### Data for this exercise
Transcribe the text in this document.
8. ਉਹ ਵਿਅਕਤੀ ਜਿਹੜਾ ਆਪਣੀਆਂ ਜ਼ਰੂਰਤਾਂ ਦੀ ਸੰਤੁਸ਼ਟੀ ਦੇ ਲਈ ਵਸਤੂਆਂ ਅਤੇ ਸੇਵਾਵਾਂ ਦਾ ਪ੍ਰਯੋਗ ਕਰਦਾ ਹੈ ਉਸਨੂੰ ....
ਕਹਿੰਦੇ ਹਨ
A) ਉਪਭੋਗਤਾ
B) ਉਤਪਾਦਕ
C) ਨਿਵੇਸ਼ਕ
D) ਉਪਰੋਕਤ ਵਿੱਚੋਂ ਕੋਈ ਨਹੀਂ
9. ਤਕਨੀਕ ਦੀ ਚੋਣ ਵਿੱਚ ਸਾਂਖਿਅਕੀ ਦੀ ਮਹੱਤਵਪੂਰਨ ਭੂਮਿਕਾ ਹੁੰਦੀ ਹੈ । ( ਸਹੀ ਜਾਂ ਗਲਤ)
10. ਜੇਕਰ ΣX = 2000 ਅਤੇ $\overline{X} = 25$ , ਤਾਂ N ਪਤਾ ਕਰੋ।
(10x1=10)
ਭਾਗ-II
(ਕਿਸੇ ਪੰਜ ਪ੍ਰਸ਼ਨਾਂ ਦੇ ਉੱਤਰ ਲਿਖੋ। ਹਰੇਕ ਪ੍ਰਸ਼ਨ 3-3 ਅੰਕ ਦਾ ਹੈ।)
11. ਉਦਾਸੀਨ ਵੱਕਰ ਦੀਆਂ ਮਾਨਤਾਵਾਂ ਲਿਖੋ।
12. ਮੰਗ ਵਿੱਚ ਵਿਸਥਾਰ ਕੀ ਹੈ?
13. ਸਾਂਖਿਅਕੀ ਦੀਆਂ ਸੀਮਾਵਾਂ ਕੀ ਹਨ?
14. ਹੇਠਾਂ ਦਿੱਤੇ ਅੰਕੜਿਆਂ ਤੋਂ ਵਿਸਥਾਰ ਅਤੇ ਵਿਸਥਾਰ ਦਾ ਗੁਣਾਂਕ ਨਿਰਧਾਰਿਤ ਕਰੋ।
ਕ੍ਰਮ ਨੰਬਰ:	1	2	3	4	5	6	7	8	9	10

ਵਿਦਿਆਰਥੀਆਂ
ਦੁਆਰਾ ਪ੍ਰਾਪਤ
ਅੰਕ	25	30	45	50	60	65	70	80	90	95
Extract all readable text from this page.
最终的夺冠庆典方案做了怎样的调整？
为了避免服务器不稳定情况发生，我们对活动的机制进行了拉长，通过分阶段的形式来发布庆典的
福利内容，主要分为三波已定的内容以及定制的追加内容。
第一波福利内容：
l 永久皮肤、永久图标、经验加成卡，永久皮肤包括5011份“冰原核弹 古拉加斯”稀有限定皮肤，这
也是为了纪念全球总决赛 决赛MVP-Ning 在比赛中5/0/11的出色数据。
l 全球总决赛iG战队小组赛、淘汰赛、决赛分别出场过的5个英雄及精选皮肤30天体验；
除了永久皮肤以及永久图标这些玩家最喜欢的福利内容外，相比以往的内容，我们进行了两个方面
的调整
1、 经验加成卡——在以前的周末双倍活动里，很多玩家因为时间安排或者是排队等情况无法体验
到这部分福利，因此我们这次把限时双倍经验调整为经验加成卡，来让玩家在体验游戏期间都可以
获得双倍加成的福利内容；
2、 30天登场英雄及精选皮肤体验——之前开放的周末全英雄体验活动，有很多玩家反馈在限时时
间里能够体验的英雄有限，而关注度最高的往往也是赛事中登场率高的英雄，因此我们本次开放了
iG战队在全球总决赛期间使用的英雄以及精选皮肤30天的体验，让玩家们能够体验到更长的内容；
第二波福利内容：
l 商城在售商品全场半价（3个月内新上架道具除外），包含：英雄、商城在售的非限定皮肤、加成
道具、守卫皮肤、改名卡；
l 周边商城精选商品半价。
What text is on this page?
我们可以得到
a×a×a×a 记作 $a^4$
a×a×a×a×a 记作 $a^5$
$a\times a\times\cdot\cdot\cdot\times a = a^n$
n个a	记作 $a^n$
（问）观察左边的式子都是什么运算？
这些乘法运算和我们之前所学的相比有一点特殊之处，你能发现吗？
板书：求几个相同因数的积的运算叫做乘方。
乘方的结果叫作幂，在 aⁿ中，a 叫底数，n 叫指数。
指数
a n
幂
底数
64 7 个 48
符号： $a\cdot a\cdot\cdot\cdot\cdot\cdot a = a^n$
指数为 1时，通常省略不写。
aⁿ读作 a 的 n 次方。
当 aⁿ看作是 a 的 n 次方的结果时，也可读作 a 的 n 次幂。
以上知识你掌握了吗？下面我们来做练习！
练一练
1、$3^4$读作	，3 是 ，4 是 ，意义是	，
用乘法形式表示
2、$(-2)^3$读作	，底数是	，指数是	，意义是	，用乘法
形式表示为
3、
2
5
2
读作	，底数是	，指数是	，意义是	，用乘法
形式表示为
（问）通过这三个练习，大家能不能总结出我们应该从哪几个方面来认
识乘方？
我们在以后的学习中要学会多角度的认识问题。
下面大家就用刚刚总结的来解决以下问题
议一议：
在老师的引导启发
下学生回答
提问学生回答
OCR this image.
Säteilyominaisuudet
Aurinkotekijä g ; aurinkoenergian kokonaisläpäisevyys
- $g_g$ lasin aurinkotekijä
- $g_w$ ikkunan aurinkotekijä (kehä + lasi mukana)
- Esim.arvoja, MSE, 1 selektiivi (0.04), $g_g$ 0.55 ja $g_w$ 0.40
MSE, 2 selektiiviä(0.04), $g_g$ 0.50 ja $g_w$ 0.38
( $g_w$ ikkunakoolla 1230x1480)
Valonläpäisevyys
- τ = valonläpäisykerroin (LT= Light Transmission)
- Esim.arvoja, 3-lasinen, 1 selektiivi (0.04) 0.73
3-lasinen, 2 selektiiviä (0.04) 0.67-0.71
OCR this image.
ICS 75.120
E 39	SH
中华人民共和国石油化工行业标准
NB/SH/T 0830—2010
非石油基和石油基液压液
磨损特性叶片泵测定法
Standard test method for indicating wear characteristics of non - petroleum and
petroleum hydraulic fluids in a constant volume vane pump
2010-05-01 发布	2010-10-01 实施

### Given request
Copy every line of the material in which the word "page" occurs.

### Reply to the task
Extract all readable text from this page.
What text is on this page?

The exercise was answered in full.